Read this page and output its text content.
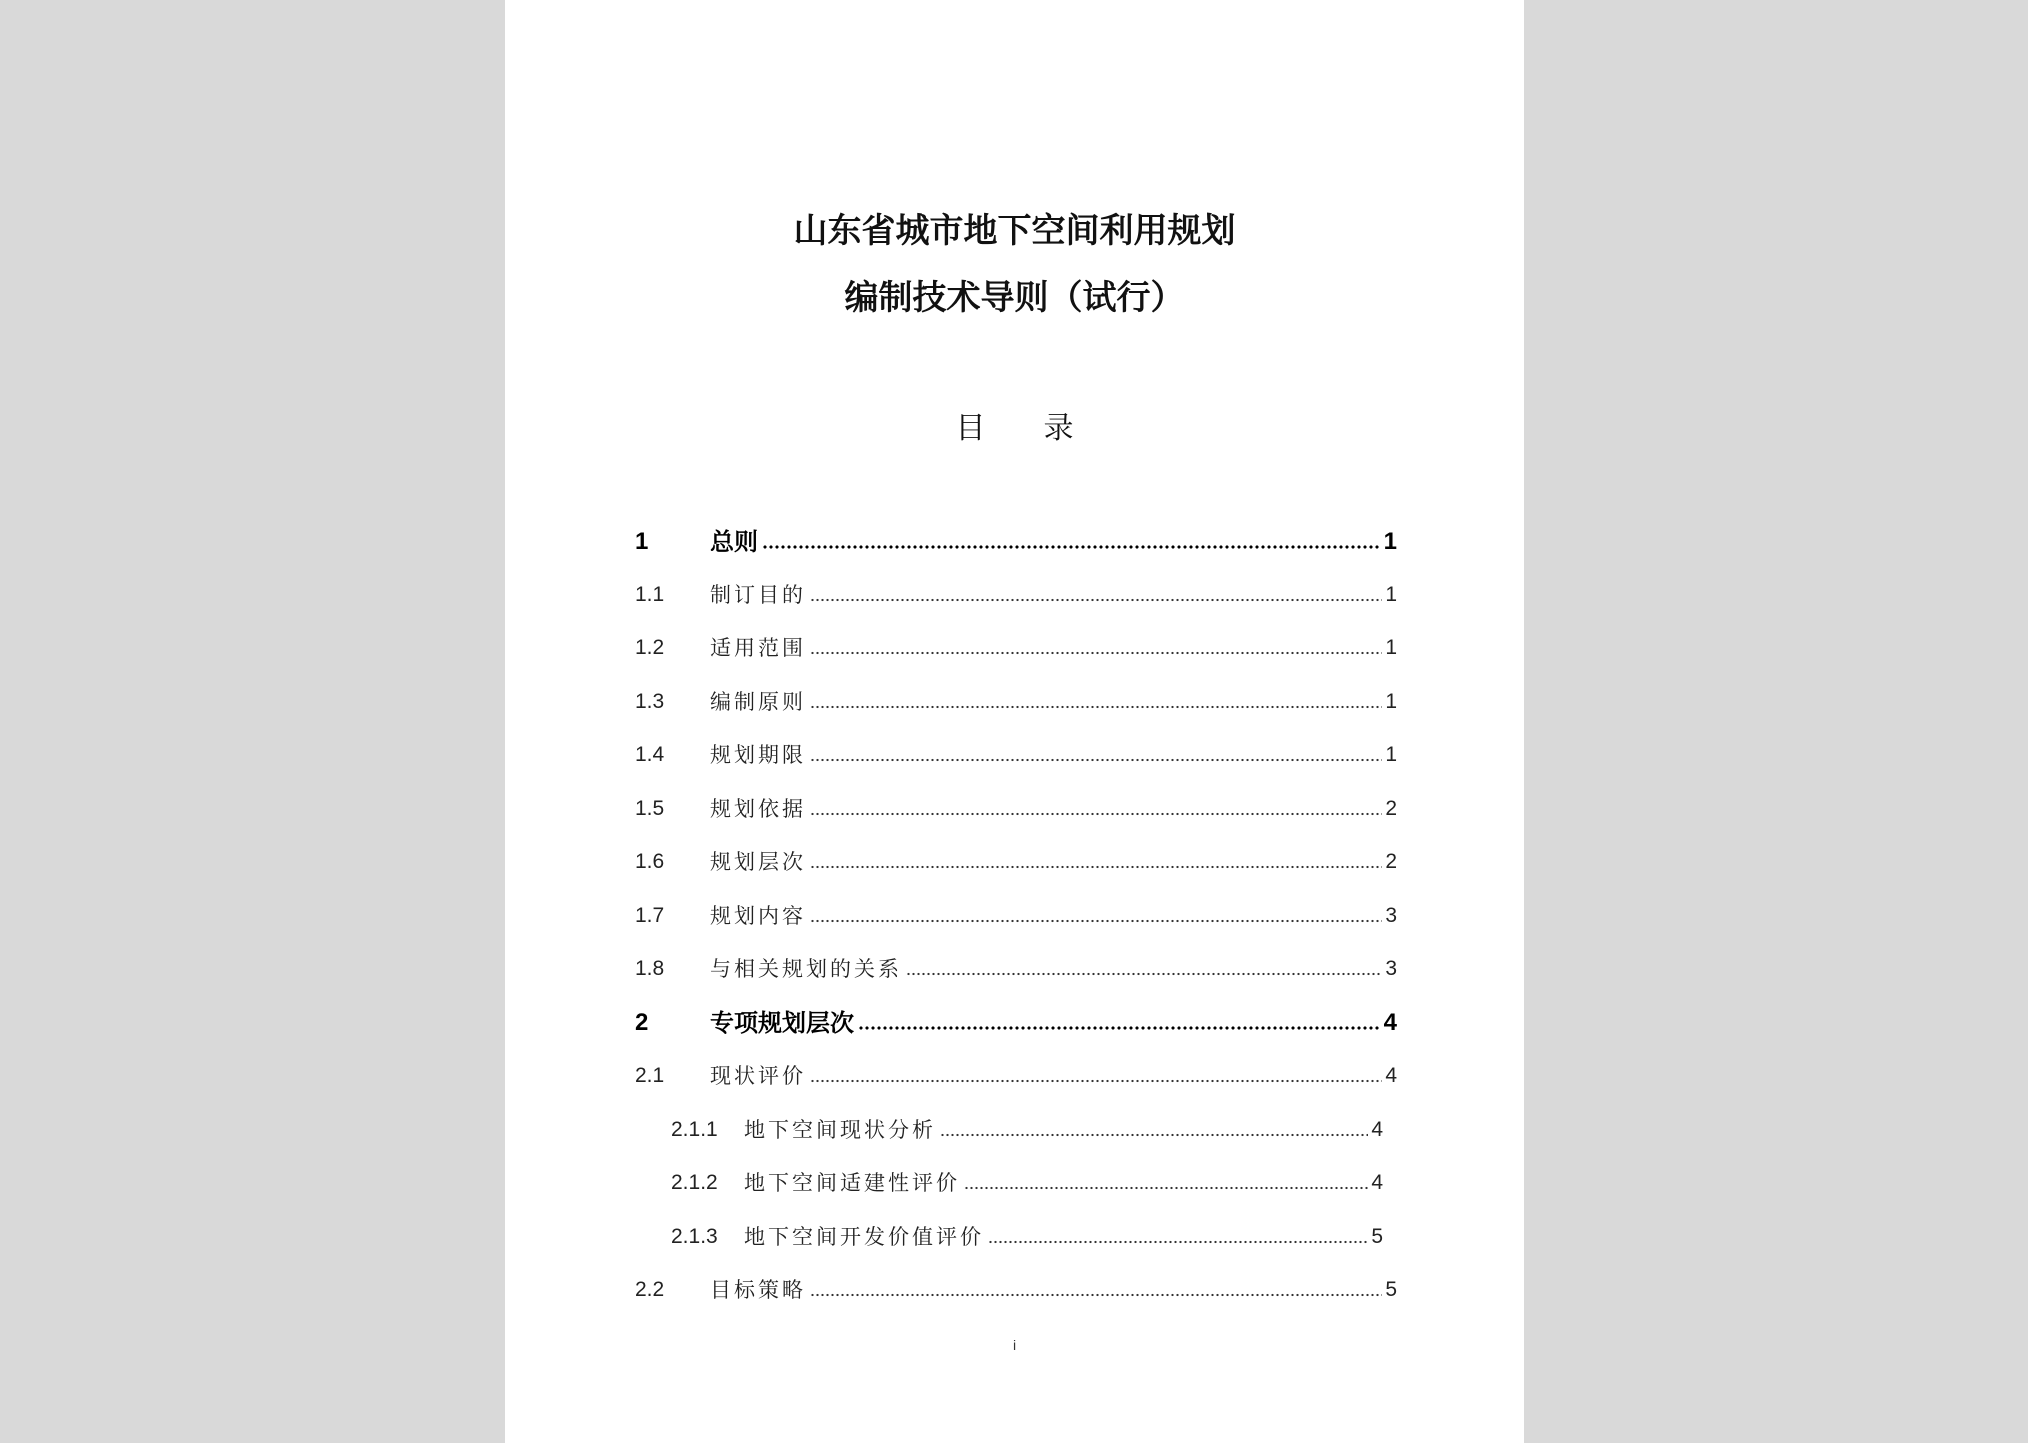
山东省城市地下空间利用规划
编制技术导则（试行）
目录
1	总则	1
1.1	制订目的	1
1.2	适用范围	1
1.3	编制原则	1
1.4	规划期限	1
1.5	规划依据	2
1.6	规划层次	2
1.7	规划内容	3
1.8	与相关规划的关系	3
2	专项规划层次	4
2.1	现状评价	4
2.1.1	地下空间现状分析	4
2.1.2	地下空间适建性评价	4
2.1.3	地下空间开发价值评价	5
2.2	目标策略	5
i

== == ==

### REQUIRED TASK
Retype the whole listing exactly and leave the pictures out.

### SOLUTION TO THIS EXERCISE
Read this page and output its text content.
山东省城市地下空间利用规划
编制技术导则（试行）
目录
1	总则	1
1.1	制订目的	1
1.2	适用范围	1
1.3	编制原则	1
1.4	规划期限	1
1.5	规划依据	2
1.6	规划层次	2
1.7	规划内容	3
1.8	与相关规划的关系	3
2	专项规划层次	4
2.1	现状评价	4
2.1.1	地下空间现状分析	4
2.1.2	地下空间适建性评价	4
2.1.3	地下空间开发价值评价	5
2.2	目标策略	5
i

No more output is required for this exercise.